### [JOB]
Reproduce the listing below exactly, minus its pictures.

[Dataset items]
++++++++++

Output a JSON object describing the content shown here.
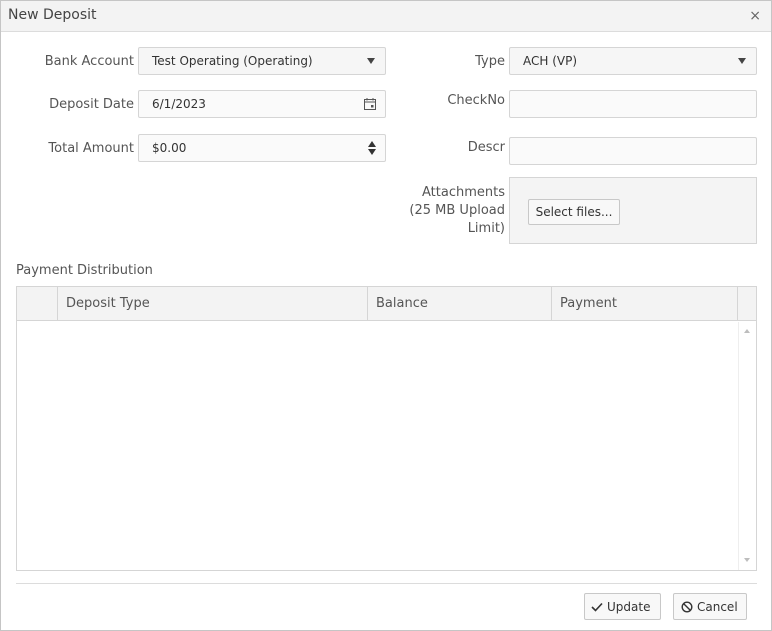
{
  "dialog": {
    "title": "New Deposit",
    "close_glyph": "×"
  },
  "form": {
    "bank_account": {
      "label": "Bank Account",
      "value": "Test Operating (Operating)"
    },
    "deposit_date": {
      "label": "Deposit Date",
      "value": "6/1/2023"
    },
    "total_amount": {
      "label": "Total Amount",
      "value": "$0.00"
    },
    "type": {
      "label": "Type",
      "value": "ACH (VP)"
    },
    "check_no": {
      "label": "CheckNo",
      "value": ""
    },
    "descr": {
      "label": "Descr",
      "value": ""
    },
    "attachments": {
      "label_line1": "Attachments",
      "label_line2": "(25 MB Upload",
      "label_line3": "Limit)",
      "select_files_label": "Select files..."
    }
  },
  "distribution": {
    "title": "Payment Distribution",
    "columns": [
      "Deposit Type",
      "Balance",
      "Payment"
    ],
    "rows": []
  },
  "footer": {
    "update_label": "Update",
    "cancel_label": "Cancel"
  },
  "icons": {
    "calendar": "calendar-icon",
    "check": "check-icon",
    "cancel": "ban-icon"
  }
}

++++++++++

### [TASK RESPONSE]
Output a JSON object describing the content shown here.
{
  "dialog": {
    "title": "New Deposit",
    "close_glyph": "×"
  },
  "form": {
    "bank_account": {
      "label": "Bank Account",
      "value": "Test Operating (Operating)"
    },
    "deposit_date": {
      "label": "Deposit Date",
      "value": "6/1/2023"
    },
    "total_amount": {
      "label": "Total Amount",
      "value": "$0.00"
    },
    "type": {
      "label": "Type",
      "value": "ACH (VP)"
    },
    "check_no": {
      "label": "CheckNo",
      "value": ""
    },
    "descr": {
      "label": "Descr",
      "value": ""
    },
    "attachments": {
      "label_line1": "Attachments",
      "label_line2": "(25 MB Upload",
      "label_line3": "Limit)",
      "select_files_label": "Select files..."
    }
  },
  "distribution": {
    "title": "Payment Distribution",
    "columns": [
      "Deposit Type",
      "Balance",
      "Payment"
    ],
    "rows": []
  },
  "footer": {
    "update_label": "Update",
    "cancel_label": "Cancel"
  },
  "icons": {
    "calendar": "calendar-icon",
    "check": "check-icon",
    "cancel": "ban-icon"
  }
}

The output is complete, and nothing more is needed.